## [Written exercise 1]
Transcribe the Pylons release announcement from "The upgrading page" to "few explicit clean-ups.".
## [Written exercise 2]
In the Pylons release announcement, on what date was Pylons 0.9.7 released?

## [Page text]
Pylons 0.10 and 1.0 Beta 1 Released

Without further ado,

I’m pleased to announced that Pylons 0.10b1 and 1.0b1 are now out. I have not put them on Cheeseshop to ensure they’re not downloaded accidentally.

Upgrading / Installing

I have updated upgrading instructions here: http://pylonshq.com/docs/en/1.0/upgrading/

The instructions to install from scratch on Pylons 1.0b1: http://pylonshq.com/docs/en/1.0/gettingstarted/#installing

The upgrading page covers the important upgrading instructions that Mike Orr touched briefly on before.

Note that these are beta releases, intended for us to discover remaining issues and continue updating any other documentation where applicable. Very little has actually changed in Pylons since 0.9.7, apart from 1.0 dropping all of the legacy functionality and a few explicit clean-ups.

Updates

Routes, Beaker, and WebHelpers however have been seeing quite a bit of updates through the life of Pylons 0.9.7 so no one should think that the developers working on Pylons and its related parts have been hanging out doing nothing. :)

Since Pylons 0.9.7 was released on February 23, 2009, almost one year ago now:

  • Routes 1.11 was released, and 1.12 with some great updates will be out shortly
  • Beaker has gone from 1.2.2 -> 1.5 with 3 major updates substantially increasing its ease of use and reliability
  • WebHelpers is now at 1.0b4 with major updates, core functions rewritten, and new docs up
  • SQLAlchemy has gone from 0.4 to 0.5 (with 0.6 in beta)

## [Data provided]
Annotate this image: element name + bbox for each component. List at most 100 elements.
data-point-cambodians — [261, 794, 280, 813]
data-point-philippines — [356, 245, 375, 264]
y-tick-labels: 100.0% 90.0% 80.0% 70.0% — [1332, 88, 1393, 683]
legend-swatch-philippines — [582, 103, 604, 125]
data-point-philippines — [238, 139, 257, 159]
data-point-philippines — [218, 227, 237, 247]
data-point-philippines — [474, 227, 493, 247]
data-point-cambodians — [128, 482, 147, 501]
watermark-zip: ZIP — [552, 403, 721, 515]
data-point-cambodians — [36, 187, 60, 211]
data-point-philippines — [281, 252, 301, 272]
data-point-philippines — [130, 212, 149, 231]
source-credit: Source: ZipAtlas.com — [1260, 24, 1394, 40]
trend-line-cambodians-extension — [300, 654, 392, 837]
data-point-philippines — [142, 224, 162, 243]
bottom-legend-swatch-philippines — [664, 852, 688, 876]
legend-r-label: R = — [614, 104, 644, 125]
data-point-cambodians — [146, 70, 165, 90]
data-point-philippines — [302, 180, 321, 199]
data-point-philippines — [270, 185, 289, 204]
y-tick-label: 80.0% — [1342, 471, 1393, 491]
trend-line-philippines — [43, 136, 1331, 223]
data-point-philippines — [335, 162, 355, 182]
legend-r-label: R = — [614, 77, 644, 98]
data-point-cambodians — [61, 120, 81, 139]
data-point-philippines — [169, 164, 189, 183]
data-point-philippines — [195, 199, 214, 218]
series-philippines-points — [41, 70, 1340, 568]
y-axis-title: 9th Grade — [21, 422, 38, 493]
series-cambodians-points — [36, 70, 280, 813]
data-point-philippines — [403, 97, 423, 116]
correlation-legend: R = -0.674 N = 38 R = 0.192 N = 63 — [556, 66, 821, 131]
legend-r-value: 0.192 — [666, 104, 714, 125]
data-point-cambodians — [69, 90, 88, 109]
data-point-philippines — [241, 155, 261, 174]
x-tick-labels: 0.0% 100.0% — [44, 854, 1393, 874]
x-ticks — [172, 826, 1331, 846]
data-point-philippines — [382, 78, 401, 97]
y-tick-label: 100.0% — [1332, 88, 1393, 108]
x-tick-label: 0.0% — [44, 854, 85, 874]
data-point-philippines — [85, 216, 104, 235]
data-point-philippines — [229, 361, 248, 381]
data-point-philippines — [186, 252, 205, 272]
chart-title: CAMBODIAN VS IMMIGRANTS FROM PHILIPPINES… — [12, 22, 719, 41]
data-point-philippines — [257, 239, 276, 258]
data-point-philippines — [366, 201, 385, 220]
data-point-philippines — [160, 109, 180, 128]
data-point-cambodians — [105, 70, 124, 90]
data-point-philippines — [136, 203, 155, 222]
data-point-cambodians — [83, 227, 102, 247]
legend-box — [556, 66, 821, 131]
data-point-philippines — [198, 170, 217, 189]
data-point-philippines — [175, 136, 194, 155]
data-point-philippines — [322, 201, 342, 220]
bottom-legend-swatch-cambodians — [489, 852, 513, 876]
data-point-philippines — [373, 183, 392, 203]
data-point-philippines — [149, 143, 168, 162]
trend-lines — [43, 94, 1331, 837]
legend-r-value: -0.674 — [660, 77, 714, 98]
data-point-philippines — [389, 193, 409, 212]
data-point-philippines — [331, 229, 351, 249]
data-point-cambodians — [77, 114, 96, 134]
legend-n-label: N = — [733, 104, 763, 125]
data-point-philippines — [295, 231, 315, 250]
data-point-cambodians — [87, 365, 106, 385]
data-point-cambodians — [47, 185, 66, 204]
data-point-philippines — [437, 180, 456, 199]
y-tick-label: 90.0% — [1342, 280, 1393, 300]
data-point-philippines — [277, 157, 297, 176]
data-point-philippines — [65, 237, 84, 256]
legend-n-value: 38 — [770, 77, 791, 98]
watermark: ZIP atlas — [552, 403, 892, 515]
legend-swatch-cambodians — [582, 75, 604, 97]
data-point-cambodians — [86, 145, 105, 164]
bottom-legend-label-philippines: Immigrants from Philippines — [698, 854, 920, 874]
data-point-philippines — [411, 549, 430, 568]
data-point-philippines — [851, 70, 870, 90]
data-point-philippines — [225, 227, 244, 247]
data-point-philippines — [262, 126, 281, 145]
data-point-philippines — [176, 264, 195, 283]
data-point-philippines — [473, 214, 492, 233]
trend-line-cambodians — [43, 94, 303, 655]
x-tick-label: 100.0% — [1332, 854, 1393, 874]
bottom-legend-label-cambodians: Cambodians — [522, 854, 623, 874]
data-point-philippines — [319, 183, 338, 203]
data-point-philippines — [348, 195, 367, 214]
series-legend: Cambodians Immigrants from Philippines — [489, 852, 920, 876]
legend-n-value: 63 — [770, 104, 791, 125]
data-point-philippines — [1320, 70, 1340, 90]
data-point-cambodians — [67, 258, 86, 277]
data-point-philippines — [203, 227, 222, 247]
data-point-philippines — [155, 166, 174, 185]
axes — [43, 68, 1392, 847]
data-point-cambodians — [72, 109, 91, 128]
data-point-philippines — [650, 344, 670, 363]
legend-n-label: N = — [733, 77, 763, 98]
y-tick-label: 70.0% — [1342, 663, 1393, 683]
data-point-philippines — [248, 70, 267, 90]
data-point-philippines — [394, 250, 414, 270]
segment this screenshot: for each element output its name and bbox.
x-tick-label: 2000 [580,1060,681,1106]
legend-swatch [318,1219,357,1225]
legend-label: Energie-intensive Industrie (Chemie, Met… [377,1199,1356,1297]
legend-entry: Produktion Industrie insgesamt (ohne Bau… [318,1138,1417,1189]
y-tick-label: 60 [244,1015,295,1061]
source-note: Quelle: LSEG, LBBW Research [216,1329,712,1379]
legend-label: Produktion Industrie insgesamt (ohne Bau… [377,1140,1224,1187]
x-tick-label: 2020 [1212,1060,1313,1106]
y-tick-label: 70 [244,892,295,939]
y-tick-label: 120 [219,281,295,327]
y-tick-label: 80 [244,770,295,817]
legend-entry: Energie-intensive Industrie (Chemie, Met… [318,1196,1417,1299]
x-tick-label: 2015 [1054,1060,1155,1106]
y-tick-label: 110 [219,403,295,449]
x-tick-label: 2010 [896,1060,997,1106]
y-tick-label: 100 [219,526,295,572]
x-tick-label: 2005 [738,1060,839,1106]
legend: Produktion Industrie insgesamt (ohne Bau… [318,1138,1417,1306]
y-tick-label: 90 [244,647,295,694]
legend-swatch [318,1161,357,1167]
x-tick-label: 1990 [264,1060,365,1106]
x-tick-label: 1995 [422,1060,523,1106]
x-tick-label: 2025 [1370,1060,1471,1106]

## [Answer 1]
The upgrading page covers the important upgrading instructions that Mike Orr touched briefly on before.

Note that these are beta releases, intended for us to discover remaining issues and continue updating any other documentation where applicable. Very little has actually changed in Pylons since 0.9.7, apart from 1.0 dropping all of the legacy functionality and a few explicit clean-ups.

## [Answer 2]
February 23, 2009